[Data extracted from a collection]
☆ ☆ ☆ ☆ ☆
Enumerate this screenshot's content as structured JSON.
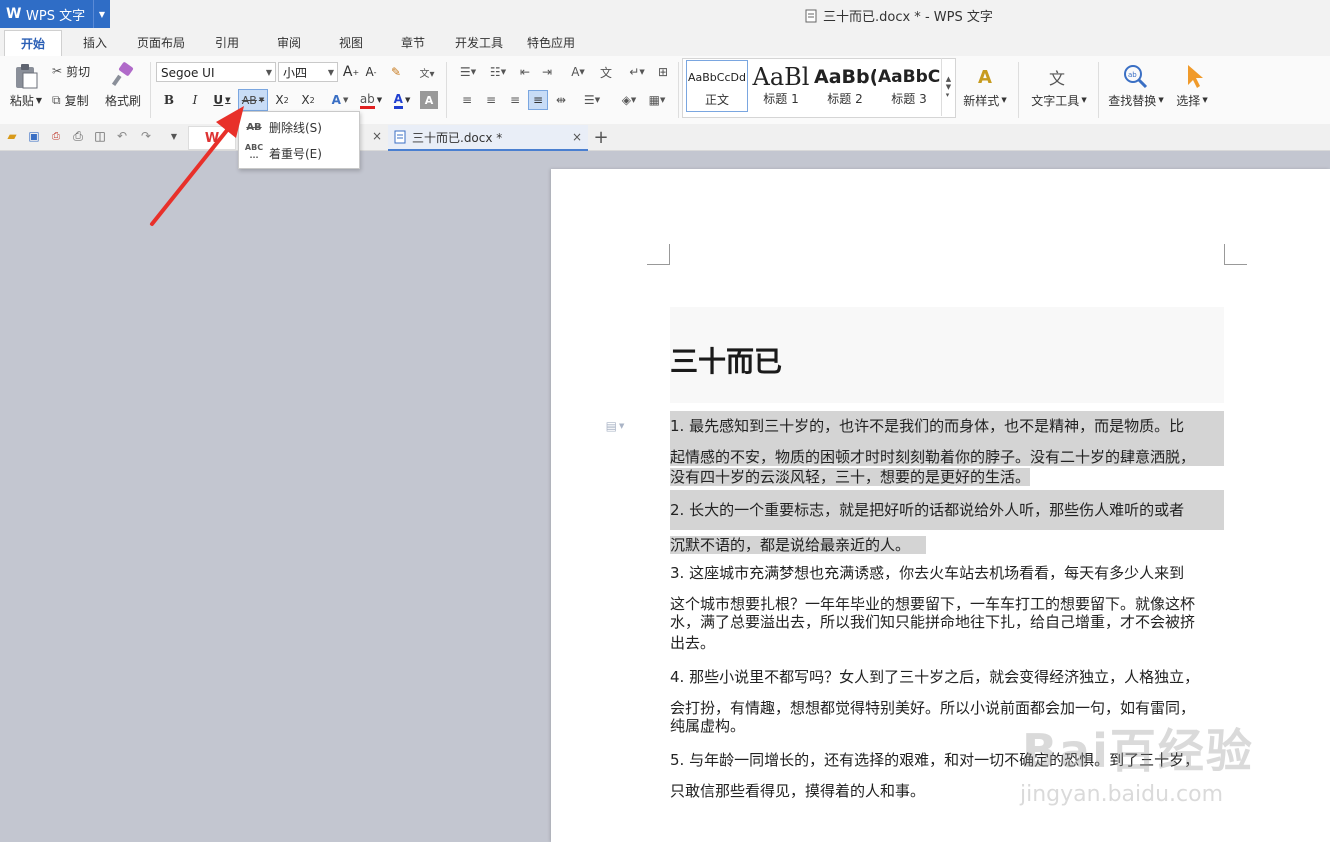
{
  "app": {
    "name": "WPS 文字",
    "window_title": "三十而已.docx * - WPS 文字"
  },
  "menu_tabs": [
    "开始",
    "插入",
    "页面布局",
    "引用",
    "审阅",
    "视图",
    "章节",
    "开发工具",
    "特色应用"
  ],
  "clipboard": {
    "paste": "粘贴",
    "cut": "剪切",
    "copy": "复制",
    "format_painter": "格式刷"
  },
  "font": {
    "name": "Segoe UI",
    "size": "小四"
  },
  "styles": [
    {
      "sample": "AaBbCcDd",
      "name": "正文"
    },
    {
      "sample": "AaBl",
      "name": "标题 1"
    },
    {
      "sample": "AaBb(",
      "name": "标题 2"
    },
    {
      "sample": "AaBbC",
      "name": "标题 3"
    }
  ],
  "tools": {
    "new_style": "新样式",
    "text_tools": "文字工具",
    "find_replace": "查找替换",
    "select": "选择"
  },
  "document_tab": "三十而已.docx *",
  "dropdown": {
    "strikethrough": "删除线(S)",
    "emphasis": "着重号(E)"
  },
  "document": {
    "title": "三十而已",
    "paragraphs": [
      {
        "lines": [
          "1. 最先感知到三十岁的，也许不是我们的而身体，也不是精神，而是物质。比",
          "起情感的不安，物质的困顿才时时刻刻勒着你的脖子。没有二十岁的肆意洒脱，",
          "没有四十岁的云淡风轻，三十，想要的是更好的生活。"
        ]
      },
      {
        "lines": [
          "2. 长大的一个重要标志，就是把好听的话都说给外人听，那些伤人难听的或者",
          "沉默不语的，都是说给最亲近的人。"
        ]
      },
      {
        "lines": [
          "3. 这座城市充满梦想也充满诱惑，你去火车站去机场看看，每天有多少人来到",
          "这个城市想要扎根？一年年毕业的想要留下，一车车打工的想要留下。就像这杯",
          "水，满了总要溢出去，所以我们知只能拼命地往下扎，给自己增重，才不会被挤",
          "出去。"
        ]
      },
      {
        "lines": [
          "4. 那些小说里不都写吗？女人到了三十岁之后，就会变得经济独立，人格独立，",
          "会打扮，有情趣，想想都觉得特别美好。所以小说前面都会加一句，如有雷同，",
          "纯属虚构。"
        ]
      },
      {
        "lines": [
          "5. 与年龄一同增长的，还有选择的艰难，和对一切不确定的恐惧。到了三十岁，",
          "只敢信那些看得见，摸得着的人和事。"
        ]
      }
    ]
  },
  "watermark": {
    "logo": "Bai百经验",
    "url": "jingyan.baidu.com"
  },
  "colors": {
    "accent": "#2f6dc6",
    "arrow": "#e8302a",
    "highlight": "#d4d4d4"
  }
}
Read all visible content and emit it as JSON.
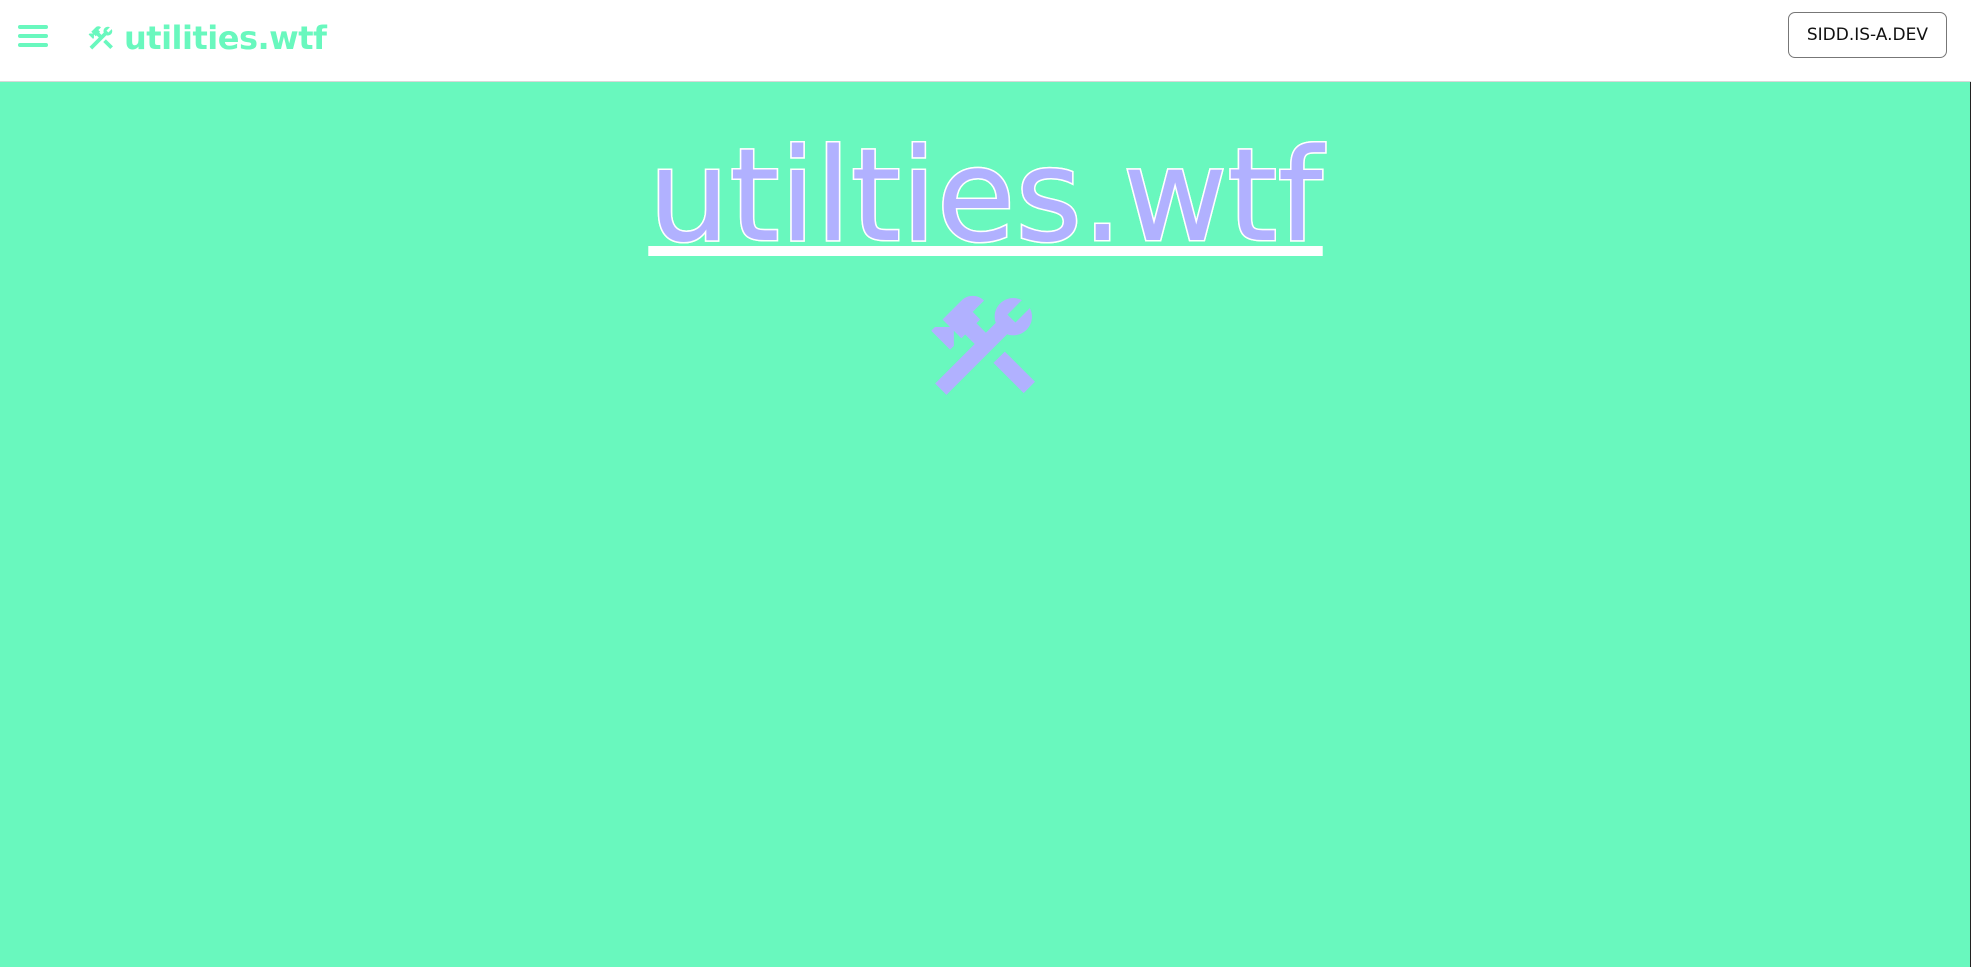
{
  "header": {
    "menu_icon": "hamburger-icon",
    "brand_icon": "tools-icon",
    "brand_text": "utilities.wtf",
    "user_button_label": "SIDD.IS-A.DEV"
  },
  "hero": {
    "title": "utilties.wtf",
    "icon": "tools-icon"
  },
  "colors": {
    "accent": "#69f8be",
    "hero_text": "#b1b1ff",
    "background": "#69f8be",
    "header_bg": "#ffffff"
  }
}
☆ ☆ ☆ ☆ ☆
## What needs to be done
Extract each line holding the string "content".

## Task response
Enumerate this screenshot's content as structured JSON.
Read all visible content and emit it as JSON.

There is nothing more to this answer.